** Provided records **
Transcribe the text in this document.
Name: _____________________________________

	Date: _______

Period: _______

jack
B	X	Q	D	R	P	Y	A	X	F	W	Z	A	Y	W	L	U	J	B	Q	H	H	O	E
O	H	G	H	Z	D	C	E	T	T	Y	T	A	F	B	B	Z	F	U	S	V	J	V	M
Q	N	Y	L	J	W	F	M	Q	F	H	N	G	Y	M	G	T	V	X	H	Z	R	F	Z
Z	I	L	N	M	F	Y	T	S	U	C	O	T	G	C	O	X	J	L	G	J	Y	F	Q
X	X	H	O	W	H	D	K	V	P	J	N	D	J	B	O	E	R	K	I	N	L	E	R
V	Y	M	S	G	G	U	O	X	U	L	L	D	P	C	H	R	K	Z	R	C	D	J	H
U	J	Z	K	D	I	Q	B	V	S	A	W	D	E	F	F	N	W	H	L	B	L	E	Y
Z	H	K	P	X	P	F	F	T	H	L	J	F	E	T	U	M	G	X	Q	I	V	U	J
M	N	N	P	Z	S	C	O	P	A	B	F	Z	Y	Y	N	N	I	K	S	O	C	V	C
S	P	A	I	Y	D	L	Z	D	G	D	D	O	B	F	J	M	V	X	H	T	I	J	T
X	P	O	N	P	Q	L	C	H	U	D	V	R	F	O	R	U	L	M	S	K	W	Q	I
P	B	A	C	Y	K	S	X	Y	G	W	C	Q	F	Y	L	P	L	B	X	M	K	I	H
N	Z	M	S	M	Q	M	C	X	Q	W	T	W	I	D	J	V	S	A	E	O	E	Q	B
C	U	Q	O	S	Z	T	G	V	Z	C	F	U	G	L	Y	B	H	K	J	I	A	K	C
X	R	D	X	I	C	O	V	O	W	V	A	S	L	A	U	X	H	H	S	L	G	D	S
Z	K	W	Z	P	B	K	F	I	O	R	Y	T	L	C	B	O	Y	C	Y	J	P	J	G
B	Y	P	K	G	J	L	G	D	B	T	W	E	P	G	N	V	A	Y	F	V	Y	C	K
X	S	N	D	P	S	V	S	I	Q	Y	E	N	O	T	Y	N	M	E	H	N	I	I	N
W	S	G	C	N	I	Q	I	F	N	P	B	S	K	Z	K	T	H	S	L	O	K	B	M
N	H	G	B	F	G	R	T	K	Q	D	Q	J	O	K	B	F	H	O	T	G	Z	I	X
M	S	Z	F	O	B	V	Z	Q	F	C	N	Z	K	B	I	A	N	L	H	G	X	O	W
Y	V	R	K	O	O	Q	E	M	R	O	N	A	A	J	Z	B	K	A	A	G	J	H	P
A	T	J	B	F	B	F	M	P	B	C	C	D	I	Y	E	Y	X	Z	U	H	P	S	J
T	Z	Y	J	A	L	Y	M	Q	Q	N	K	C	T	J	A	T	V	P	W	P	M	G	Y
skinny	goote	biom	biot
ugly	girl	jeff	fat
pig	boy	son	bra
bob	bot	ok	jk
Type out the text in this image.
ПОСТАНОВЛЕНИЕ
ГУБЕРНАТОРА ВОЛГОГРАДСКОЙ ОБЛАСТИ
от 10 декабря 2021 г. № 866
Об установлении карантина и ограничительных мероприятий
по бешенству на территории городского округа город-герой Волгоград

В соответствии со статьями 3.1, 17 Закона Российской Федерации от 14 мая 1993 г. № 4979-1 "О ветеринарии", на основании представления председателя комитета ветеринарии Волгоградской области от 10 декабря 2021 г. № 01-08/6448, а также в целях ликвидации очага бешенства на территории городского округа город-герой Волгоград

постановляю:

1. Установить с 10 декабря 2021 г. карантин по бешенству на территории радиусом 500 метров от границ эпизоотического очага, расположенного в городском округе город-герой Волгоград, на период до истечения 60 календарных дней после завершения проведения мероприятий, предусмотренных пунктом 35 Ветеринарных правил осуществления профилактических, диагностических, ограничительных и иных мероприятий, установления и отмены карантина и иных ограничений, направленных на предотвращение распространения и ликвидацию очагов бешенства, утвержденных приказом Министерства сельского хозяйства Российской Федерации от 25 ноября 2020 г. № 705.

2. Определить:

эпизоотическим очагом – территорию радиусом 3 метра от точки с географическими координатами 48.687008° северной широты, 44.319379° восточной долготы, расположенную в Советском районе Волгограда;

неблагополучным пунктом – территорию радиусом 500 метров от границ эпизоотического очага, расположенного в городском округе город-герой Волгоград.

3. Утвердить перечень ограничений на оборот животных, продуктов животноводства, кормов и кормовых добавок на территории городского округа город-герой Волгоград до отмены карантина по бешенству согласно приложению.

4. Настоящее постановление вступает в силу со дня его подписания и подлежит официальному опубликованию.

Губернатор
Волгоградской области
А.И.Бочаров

** What the task requires **
Copy each line above that contains the string "text".

** Solved problem **
Transcribe the text in this document.
Type out the text in this image.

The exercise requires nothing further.